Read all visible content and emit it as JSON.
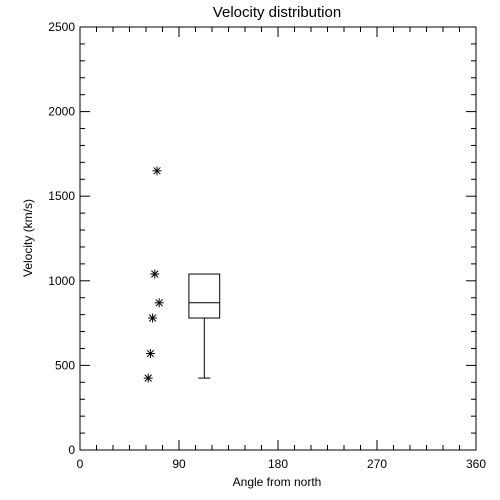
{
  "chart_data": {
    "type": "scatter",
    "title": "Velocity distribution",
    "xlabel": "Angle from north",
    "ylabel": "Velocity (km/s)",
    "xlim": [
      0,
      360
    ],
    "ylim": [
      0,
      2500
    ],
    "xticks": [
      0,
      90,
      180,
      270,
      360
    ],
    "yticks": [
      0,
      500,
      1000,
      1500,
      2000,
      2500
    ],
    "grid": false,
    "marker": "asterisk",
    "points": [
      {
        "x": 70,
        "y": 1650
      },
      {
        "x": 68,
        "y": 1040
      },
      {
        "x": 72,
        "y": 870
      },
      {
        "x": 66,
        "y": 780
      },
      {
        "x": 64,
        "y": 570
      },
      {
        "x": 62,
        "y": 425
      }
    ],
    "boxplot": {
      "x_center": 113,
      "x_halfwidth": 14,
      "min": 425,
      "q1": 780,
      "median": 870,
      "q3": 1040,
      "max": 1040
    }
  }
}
******************************
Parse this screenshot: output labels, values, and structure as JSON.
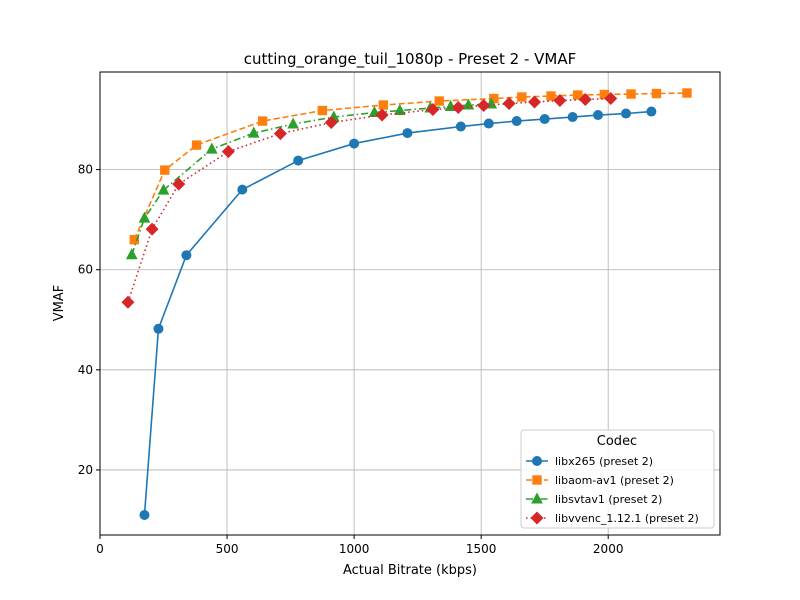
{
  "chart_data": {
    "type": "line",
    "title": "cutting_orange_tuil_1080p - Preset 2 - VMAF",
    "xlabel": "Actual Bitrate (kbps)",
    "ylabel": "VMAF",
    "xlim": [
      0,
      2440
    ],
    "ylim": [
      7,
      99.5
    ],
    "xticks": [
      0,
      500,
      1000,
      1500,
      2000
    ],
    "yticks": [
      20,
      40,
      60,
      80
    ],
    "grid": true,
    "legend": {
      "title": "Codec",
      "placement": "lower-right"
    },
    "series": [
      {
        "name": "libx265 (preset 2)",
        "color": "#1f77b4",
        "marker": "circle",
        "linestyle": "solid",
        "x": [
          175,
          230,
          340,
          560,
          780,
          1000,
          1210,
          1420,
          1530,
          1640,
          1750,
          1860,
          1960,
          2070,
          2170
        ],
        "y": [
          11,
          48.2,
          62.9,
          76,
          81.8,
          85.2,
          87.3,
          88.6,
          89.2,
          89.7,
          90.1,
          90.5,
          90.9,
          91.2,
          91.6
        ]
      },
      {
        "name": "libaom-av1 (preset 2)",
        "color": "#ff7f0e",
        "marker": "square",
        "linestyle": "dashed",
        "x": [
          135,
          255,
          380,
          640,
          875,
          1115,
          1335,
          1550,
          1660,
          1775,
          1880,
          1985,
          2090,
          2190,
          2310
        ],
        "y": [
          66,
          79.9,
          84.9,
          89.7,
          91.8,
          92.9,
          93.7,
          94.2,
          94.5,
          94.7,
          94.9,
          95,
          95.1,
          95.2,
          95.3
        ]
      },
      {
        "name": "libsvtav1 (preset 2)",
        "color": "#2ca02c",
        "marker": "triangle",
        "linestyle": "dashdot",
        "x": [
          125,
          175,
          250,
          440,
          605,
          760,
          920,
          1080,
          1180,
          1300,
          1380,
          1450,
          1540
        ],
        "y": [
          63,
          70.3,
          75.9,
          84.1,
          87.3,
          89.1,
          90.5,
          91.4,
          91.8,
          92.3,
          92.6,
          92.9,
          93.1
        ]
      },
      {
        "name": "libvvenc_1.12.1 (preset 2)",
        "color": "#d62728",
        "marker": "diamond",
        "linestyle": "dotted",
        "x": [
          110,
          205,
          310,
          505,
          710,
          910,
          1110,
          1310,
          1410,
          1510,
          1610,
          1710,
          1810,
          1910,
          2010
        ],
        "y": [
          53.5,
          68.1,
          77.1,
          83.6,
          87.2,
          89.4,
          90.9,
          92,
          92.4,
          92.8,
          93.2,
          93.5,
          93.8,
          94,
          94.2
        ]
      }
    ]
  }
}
******************************
:: DIRECTION ::
Your answer should be a single number: the count of lines in the listing that contain the word "title".

:: OUTPUT BELOW ::
3